Start of Data entries

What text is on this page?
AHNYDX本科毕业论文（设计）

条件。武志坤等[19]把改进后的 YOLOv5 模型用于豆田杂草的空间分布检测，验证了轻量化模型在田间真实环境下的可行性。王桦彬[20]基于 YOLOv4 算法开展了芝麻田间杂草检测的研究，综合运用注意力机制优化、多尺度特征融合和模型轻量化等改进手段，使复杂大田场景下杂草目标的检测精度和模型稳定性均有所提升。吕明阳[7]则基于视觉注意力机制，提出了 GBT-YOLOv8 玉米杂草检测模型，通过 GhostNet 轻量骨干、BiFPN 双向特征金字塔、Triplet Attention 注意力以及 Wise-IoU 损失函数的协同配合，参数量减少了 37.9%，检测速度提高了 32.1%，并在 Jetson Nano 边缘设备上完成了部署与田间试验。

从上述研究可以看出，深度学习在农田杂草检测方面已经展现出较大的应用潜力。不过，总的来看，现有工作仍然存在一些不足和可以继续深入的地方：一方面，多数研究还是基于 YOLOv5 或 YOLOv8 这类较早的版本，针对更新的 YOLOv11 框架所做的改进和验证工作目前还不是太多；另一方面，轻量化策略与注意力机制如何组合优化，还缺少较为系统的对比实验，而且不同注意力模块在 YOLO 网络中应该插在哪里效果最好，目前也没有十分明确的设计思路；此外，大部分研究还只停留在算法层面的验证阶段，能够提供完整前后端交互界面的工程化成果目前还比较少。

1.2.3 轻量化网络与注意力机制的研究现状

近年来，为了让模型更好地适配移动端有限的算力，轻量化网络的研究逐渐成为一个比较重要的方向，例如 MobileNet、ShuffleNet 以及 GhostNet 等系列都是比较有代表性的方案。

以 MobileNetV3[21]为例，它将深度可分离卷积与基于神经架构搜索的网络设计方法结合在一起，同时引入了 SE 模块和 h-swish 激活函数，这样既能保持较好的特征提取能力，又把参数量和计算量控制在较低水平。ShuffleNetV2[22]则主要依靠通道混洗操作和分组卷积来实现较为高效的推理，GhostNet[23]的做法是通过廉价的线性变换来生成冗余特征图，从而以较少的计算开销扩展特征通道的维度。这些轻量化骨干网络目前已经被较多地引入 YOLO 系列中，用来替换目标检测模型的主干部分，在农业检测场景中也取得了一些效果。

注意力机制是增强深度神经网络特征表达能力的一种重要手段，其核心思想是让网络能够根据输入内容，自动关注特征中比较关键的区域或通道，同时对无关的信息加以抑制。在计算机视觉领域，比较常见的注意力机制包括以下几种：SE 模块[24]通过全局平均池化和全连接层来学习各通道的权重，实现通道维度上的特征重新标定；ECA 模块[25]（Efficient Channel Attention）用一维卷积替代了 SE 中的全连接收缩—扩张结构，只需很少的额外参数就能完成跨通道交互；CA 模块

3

End of Data entries

Written problem:
From the first line to the last, retype the data exactly.

Solution:
What text is on this page?
AHNYDX本科毕业论文（设计）

条件。武志坤等[19]把改进后的 YOLOv5 模型用于豆田杂草的空间分布检测，验证了轻量化模型在田间真实环境下的可行性。王桦彬[20]基于 YOLOv4 算法开展了芝麻田间杂草检测的研究，综合运用注意力机制优化、多尺度特征融合和模型轻量化等改进手段，使复杂大田场景下杂草目标的检测精度和模型稳定性均有所提升。吕明阳[7]则基于视觉注意力机制，提出了 GBT-YOLOv8 玉米杂草检测模型，通过 GhostNet 轻量骨干、BiFPN 双向特征金字塔、Triplet Attention 注意力以及 Wise-IoU 损失函数的协同配合，参数量减少了 37.9%，检测速度提高了 32.1%，并在 Jetson Nano 边缘设备上完成了部署与田间试验。

从上述研究可以看出，深度学习在农田杂草检测方面已经展现出较大的应用潜力。不过，总的来看，现有工作仍然存在一些不足和可以继续深入的地方：一方面，多数研究还是基于 YOLOv5 或 YOLOv8 这类较早的版本，针对更新的 YOLOv11 框架所做的改进和验证工作目前还不是太多；另一方面，轻量化策略与注意力机制如何组合优化，还缺少较为系统的对比实验，而且不同注意力模块在 YOLO 网络中应该插在哪里效果最好，目前也没有十分明确的设计思路；此外，大部分研究还只停留在算法层面的验证阶段，能够提供完整前后端交互界面的工程化成果目前还比较少。

1.2.3 轻量化网络与注意力机制的研究现状

近年来，为了让模型更好地适配移动端有限的算力，轻量化网络的研究逐渐成为一个比较重要的方向，例如 MobileNet、ShuffleNet 以及 GhostNet 等系列都是比较有代表性的方案。

以 MobileNetV3[21]为例，它将深度可分离卷积与基于神经架构搜索的网络设计方法结合在一起，同时引入了 SE 模块和 h-swish 激活函数，这样既能保持较好的特征提取能力，又把参数量和计算量控制在较低水平。ShuffleNetV2[22]则主要依靠通道混洗操作和分组卷积来实现较为高效的推理，GhostNet[23]的做法是通过廉价的线性变换来生成冗余特征图，从而以较少的计算开销扩展特征通道的维度。这些轻量化骨干网络目前已经被较多地引入 YOLO 系列中，用来替换目标检测模型的主干部分，在农业检测场景中也取得了一些效果。

注意力机制是增强深度神经网络特征表达能力的一种重要手段，其核心思想是让网络能够根据输入内容，自动关注特征中比较关键的区域或通道，同时对无关的信息加以抑制。在计算机视觉领域，比较常见的注意力机制包括以下几种：SE 模块[24]通过全局平均池化和全连接层来学习各通道的权重，实现通道维度上的特征重新标定；ECA 模块[25]（Efficient Channel Attention）用一维卷积替代了 SE 中的全连接收缩—扩张结构，只需很少的额外参数就能完成跨通道交互；CA 模块

3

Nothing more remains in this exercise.